• [PROBLEM DETAILS]: Return the records word for word. Any pictures in them are not part of the copy.

[Saved entries]
◆ ◆ ◆

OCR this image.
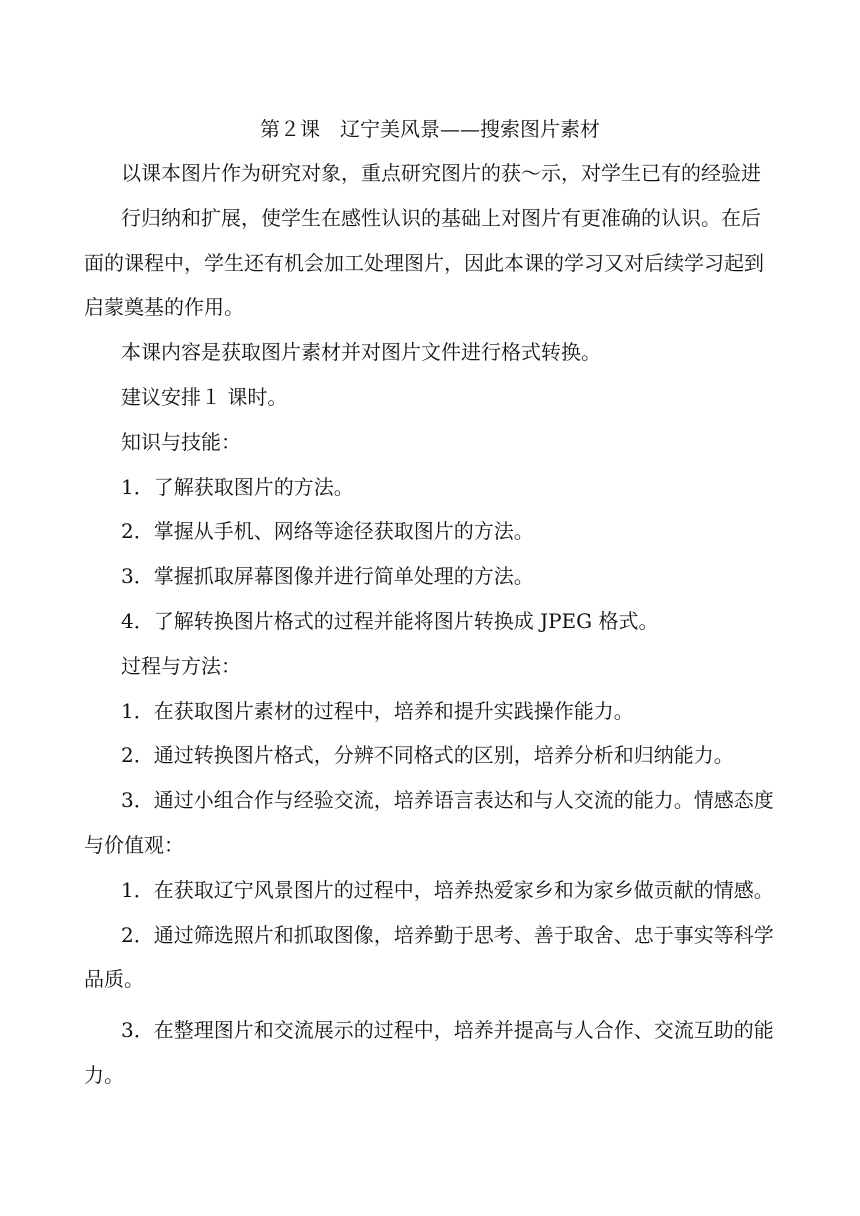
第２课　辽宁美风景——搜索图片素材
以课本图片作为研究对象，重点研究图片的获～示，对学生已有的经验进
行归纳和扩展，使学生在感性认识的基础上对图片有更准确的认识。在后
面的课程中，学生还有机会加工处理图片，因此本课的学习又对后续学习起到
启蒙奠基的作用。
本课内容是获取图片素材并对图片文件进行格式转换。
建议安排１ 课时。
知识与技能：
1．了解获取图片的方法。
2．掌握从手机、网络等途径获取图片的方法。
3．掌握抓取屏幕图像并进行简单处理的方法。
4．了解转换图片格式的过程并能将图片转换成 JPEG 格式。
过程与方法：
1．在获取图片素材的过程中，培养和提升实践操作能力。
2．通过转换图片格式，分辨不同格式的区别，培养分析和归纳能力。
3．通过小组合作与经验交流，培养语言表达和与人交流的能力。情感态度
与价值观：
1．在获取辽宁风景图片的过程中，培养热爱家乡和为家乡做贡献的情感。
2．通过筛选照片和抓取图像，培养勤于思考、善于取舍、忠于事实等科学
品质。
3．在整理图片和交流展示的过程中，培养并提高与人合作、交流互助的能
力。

◆ ◆ ◆

• [FINISHED TASK]:
OCR this image.
第２课　辽宁美风景——搜索图片素材
以课本图片作为研究对象，重点研究图片的获～示，对学生已有的经验进
行归纳和扩展，使学生在感性认识的基础上对图片有更准确的认识。在后
面的课程中，学生还有机会加工处理图片，因此本课的学习又对后续学习起到
启蒙奠基的作用。
本课内容是获取图片素材并对图片文件进行格式转换。
建议安排１ 课时。
知识与技能：
1．了解获取图片的方法。
2．掌握从手机、网络等途径获取图片的方法。
3．掌握抓取屏幕图像并进行简单处理的方法。
4．了解转换图片格式的过程并能将图片转换成 JPEG 格式。
过程与方法：
1．在获取图片素材的过程中，培养和提升实践操作能力。
2．通过转换图片格式，分辨不同格式的区别，培养分析和归纳能力。
3．通过小组合作与经验交流，培养语言表达和与人交流的能力。情感态度
与价值观：
1．在获取辽宁风景图片的过程中，培养热爱家乡和为家乡做贡献的情感。
2．通过筛选照片和抓取图像，培养勤于思考、善于取舍、忠于事实等科学
品质。
3．在整理图片和交流展示的过程中，培养并提高与人合作、交流互助的能
力。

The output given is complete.